* **Supplied passage**:
Featured Image

What happens when you outsource your culture to another brand

Ever heard of a “quality escape”? Me neither. 

Boeing apparently used these words recently to talk about the terrifying Alaska Airlines incident where a door plug they helped design blew out at 16,000 feet. 

It’s a funny-sounding phrase. Something you might expect an engineer to say. But given the context, I’m not super shocked that the phrase was mocked as a tone-deaf corporate euphemism in a recent New York Times opinion piece.

Look, running an airline manufacturing company must be mind-blowingly complex. Same for running an airline. That’s no excuse for not prioritizing safety, but it’s easy to forget the complexity as we all ‘hop’ on our next flight and just expect it to surprise and delight us. 

For anyone in charge of overseeing brand at big B2B companies like a Boeing or an Alaska Airlines–one that partners with other providers who do lots of M&A–the difficult lesson here is that your brand is not only connected to your culture, it’s connected to your partner’s culture, whether you like it or not. 

Alaska Airlines’ brand, for example, is linked to Boeing’s culture (itself a product of a McDonnell Douglas acquisition) and to the culture of Spirit AeroSystems, which apparently builds the 737 Max fuselage for Boeing. That’s a lot of culture melding.

This painful reality for Alaska Airlines’ brand was on full display when it was mocked on Saturday Night Live. In this sketch, Alaska Airlines’ brand took the hit for the plane’s problem. Spirit’s did too, but not Boeing.  

So, what can CEOs and CMOs at big B2B companies do to manage this big brand risk? For one, it starts with ensuring your company culture is actually delivering on the values that matter.

* **Given material**:
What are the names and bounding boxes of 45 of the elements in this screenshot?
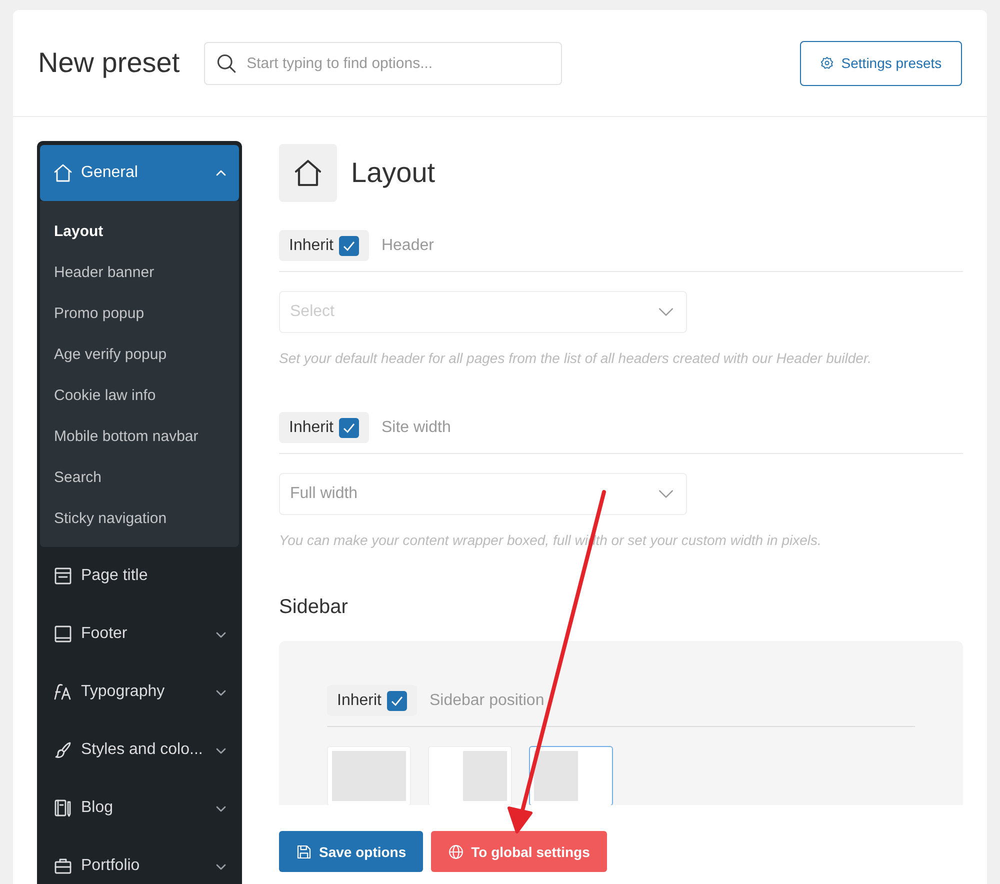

* **Things to do**:
1. According to the article on brand and culture, why is Alaska Airlines' brand tied to the cultures of other companies? Answer in one to three sentences.
2. Set down the part of the article on brand and culture from "For anyone in" up to and including "but not Boeing.".

* **Expected responses**:
1. A company's brand is connected to its partners' cultures as well as its own. Alaska Airlines' brand is therefore linked to Boeing's culture, which itself came partly from a McDonnell Douglas acquisition. It is also linked to the culture of Spirit AeroSystems, which builds the 737 Max fuselage for Boeing.

2.
For anyone in charge of overseeing brand at big B2B companies like a Boeing or an Alaska Airlines–one that partners with other providers who do lots of M&A–the difficult lesson here is that your brand is not only connected to your culture, it’s connected to your partner’s culture, whether you like it or not. 

Alaska Airlines’ brand, for example, is linked to Boeing’s culture (itself a product of a McDonnell Douglas acquisition) and to the culture of Spirit AeroSystems, which apparently builds the 737 Max fuselage for Boeing. That’s a lot of culture melding.

This painful reality for Alaska Airlines’ brand was on full display when it was mocked on Saturday Night Live. In this sketch, Alaska Airlines’ brand took the hit for the plane’s problem. Spirit’s did too, but not Boeing.